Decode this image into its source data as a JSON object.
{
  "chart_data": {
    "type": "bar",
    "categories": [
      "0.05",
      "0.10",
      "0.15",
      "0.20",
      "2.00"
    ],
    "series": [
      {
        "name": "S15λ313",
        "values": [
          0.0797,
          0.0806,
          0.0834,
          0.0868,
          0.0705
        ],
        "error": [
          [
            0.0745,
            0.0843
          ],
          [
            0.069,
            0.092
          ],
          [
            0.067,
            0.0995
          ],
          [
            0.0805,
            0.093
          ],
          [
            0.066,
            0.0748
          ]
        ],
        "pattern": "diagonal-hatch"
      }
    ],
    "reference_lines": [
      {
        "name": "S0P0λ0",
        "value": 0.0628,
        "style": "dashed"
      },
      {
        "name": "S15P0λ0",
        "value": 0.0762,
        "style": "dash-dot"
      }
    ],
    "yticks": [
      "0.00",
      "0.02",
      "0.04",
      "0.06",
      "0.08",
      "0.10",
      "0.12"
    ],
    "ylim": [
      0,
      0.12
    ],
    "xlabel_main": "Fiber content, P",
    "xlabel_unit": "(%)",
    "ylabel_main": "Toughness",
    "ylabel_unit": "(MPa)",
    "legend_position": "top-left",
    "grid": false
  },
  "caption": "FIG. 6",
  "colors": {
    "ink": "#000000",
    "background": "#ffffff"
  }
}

==============================

(What you need to do) Retype the records that precede this task, keeping them exactly the same.

(Response to the task)
Decode this image into its source data as a JSON object.
{
  "chart_data": {
    "type": "bar",
    "categories": [
      "0.05",
      "0.10",
      "0.15",
      "0.20",
      "2.00"
    ],
    "series": [
      {
        "name": "S15λ313",
        "values": [
          0.0797,
          0.0806,
          0.0834,
          0.0868,
          0.0705
        ],
        "error": [
          [
            0.0745,
            0.0843
          ],
          [
            0.069,
            0.092
          ],
          [
            0.067,
            0.0995
          ],
          [
            0.0805,
            0.093
          ],
          [
            0.066,
            0.0748
          ]
        ],
        "pattern": "diagonal-hatch"
      }
    ],
    "reference_lines": [
      {
        "name": "S0P0λ0",
        "value": 0.0628,
        "style": "dashed"
      },
      {
        "name": "S15P0λ0",
        "value": 0.0762,
        "style": "dash-dot"
      }
    ],
    "yticks": [
      "0.00",
      "0.02",
      "0.04",
      "0.06",
      "0.08",
      "0.10",
      "0.12"
    ],
    "ylim": [
      0,
      0.12
    ],
    "xlabel_main": "Fiber content, P",
    "xlabel_unit": "(%)",
    "ylabel_main": "Toughness",
    "ylabel_unit": "(MPa)",
    "legend_position": "top-left",
    "grid": false
  },
  "caption": "FIG. 6",
  "colors": {
    "ink": "#000000",
    "background": "#ffffff"
  }
}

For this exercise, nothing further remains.